Extracts from a graphics dataset:
★ ★ ★ ★ ★

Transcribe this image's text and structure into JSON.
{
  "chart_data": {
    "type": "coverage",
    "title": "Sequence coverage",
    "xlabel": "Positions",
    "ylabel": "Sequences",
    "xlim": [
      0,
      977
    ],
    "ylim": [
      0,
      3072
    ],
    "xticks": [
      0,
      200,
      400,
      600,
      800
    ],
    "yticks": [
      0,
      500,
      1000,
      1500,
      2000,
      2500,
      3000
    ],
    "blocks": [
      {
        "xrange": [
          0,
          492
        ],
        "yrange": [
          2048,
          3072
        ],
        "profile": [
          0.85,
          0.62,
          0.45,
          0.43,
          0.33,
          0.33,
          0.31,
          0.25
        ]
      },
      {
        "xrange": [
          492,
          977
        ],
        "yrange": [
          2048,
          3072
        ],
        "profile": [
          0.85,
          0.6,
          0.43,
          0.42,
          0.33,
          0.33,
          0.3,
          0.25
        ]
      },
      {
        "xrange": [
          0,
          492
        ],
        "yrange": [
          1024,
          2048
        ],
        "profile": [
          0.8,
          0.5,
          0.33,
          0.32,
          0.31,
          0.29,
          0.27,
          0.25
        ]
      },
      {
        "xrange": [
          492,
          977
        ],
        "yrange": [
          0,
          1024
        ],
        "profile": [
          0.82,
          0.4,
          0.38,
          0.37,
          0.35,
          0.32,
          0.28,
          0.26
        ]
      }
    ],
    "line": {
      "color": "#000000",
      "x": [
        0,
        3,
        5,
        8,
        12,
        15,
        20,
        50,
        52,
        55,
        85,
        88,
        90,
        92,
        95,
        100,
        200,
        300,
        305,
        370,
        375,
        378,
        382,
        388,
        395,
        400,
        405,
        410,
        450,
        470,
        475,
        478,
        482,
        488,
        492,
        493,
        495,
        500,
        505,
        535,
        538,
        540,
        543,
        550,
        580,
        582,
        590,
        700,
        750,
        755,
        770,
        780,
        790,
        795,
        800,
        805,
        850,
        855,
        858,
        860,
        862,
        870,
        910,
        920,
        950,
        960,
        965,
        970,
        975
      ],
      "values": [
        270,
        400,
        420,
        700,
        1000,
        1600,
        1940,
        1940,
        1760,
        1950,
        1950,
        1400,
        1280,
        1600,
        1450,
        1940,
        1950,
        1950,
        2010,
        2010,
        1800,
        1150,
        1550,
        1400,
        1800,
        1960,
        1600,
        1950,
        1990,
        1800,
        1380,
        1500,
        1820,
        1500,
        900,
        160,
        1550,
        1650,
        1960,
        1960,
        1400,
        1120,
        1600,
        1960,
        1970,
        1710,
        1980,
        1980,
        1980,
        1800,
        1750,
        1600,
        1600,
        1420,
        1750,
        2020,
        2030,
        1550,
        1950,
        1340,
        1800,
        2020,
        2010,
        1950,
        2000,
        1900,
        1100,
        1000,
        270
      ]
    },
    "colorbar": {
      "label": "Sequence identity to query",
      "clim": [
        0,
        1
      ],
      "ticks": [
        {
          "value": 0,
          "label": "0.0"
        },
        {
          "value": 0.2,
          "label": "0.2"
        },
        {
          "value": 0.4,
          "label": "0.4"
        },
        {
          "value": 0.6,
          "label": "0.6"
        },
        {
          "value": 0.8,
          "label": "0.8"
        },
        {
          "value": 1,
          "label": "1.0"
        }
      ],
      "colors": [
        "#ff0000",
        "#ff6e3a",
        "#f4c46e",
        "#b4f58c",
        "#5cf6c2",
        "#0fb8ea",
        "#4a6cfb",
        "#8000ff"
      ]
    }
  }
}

★ ★ ★ ★ ★

TASK DESCRIPTION: Locate all lines that include the word "coverage" and copy them out.

RESULT OF THIS EXERCISE:
    "type": "coverage",
    "title": "Sequence coverage",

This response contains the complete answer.